> [Given instruction]: Leave out the pictures and repeat exactly the lines from the one containing "Output a JSON" through the end of the records.
--- START Records for the exercise ---
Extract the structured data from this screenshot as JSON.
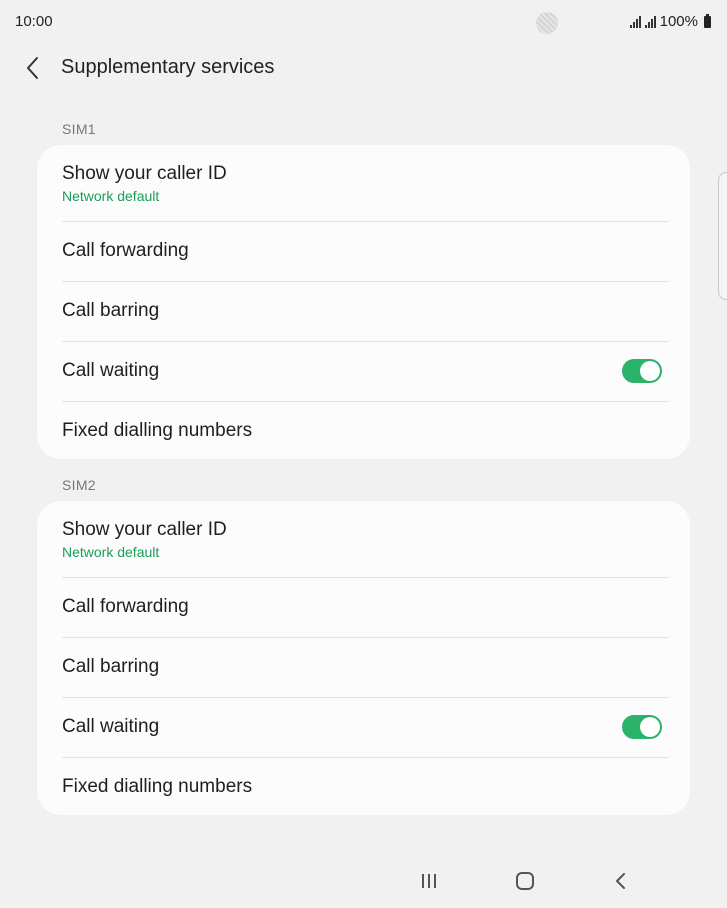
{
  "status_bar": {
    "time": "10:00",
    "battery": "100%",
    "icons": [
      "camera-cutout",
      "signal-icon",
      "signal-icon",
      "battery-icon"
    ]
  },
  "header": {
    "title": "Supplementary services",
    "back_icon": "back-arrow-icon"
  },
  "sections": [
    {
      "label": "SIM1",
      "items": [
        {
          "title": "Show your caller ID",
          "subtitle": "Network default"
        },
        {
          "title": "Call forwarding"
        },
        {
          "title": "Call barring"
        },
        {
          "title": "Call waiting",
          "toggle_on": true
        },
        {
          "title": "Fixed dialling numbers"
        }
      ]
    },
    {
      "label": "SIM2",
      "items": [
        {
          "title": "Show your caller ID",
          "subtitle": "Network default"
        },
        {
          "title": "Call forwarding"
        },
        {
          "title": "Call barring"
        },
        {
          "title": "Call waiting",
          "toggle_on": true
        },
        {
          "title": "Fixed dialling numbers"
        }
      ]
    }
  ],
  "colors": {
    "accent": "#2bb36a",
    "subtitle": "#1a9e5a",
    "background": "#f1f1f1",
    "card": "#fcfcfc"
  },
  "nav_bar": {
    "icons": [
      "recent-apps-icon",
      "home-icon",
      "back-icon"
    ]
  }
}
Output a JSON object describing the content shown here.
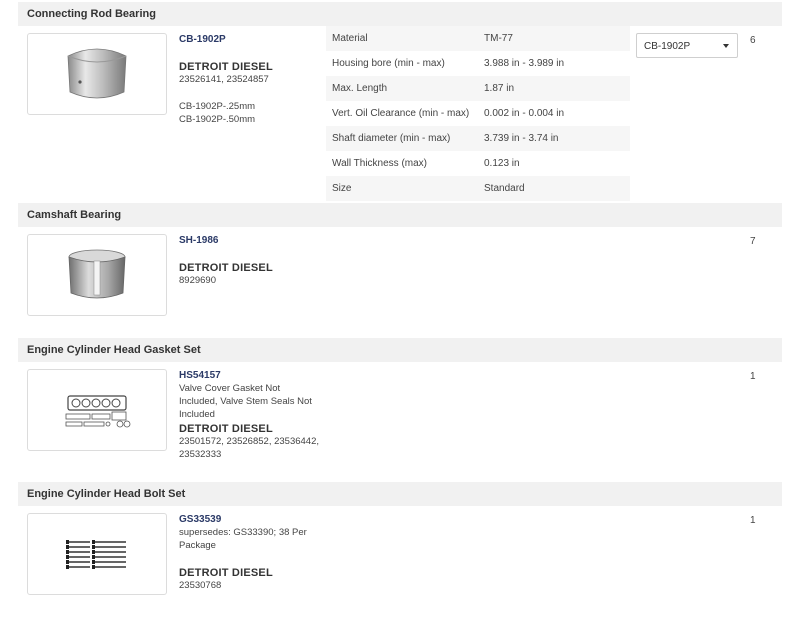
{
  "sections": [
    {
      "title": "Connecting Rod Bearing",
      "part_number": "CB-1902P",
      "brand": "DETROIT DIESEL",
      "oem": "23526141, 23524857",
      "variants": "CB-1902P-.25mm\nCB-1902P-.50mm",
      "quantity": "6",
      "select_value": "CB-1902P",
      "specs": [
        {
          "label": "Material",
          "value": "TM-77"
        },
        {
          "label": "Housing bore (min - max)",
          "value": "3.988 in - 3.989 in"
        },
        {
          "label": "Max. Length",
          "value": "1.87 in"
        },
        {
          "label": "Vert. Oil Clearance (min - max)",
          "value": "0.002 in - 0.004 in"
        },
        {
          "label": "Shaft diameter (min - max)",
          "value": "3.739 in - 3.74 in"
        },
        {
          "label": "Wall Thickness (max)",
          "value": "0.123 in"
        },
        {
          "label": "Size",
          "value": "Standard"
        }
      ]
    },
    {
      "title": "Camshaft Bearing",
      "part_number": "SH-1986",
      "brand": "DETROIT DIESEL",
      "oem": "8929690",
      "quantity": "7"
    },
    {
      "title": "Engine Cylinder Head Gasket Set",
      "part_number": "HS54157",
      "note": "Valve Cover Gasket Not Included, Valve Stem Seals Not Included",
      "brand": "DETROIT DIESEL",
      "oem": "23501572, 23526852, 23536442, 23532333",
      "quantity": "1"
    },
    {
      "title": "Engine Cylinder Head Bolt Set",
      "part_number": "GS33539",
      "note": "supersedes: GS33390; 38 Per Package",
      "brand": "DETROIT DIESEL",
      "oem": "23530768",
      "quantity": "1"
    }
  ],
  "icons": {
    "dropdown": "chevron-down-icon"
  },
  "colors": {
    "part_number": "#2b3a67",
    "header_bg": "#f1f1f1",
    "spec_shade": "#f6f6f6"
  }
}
--- END Records for the exercise ---
> [Solution for this problem]:
Output a JSON object describing the content shown here.
{
  "sections": [
    {
      "title": "Connecting Rod Bearing",
      "part_number": "CB-1902P",
      "brand": "DETROIT DIESEL",
      "oem": "23526141, 23524857",
      "variants": "CB-1902P-.25mm\nCB-1902P-.50mm",
      "quantity": "6",
      "select_value": "CB-1902P",
      "specs": [
        {
          "label": "Material",
          "value": "TM-77"
        },
        {
          "label": "Housing bore (min - max)",
          "value": "3.988 in - 3.989 in"
        },
        {
          "label": "Max. Length",
          "value": "1.87 in"
        },
        {
          "label": "Vert. Oil Clearance (min - max)",
          "value": "0.002 in - 0.004 in"
        },
        {
          "label": "Shaft diameter (min - max)",
          "value": "3.739 in - 3.74 in"
        },
        {
          "label": "Wall Thickness (max)",
          "value": "0.123 in"
        },
        {
          "label": "Size",
          "value": "Standard"
        }
      ]
    },
    {
      "title": "Camshaft Bearing",
      "part_number": "SH-1986",
      "brand": "DETROIT DIESEL",
      "oem": "8929690",
      "quantity": "7"
    },
    {
      "title": "Engine Cylinder Head Gasket Set",
      "part_number": "HS54157",
      "note": "Valve Cover Gasket Not Included, Valve Stem Seals Not Included",
      "brand": "DETROIT DIESEL",
      "oem": "23501572, 23526852, 23536442, 23532333",
      "quantity": "1"
    },
    {
      "title": "Engine Cylinder Head Bolt Set",
      "part_number": "GS33539",
      "note": "supersedes: GS33390; 38 Per Package",
      "brand": "DETROIT DIESEL",
      "oem": "23530768",
      "quantity": "1"
    }
  ],
  "icons": {
    "dropdown": "chevron-down-icon"
  },
  "colors": {
    "part_number": "#2b3a67",
    "header_bg": "#f1f1f1",
    "spec_shade": "#f6f6f6"
  }
}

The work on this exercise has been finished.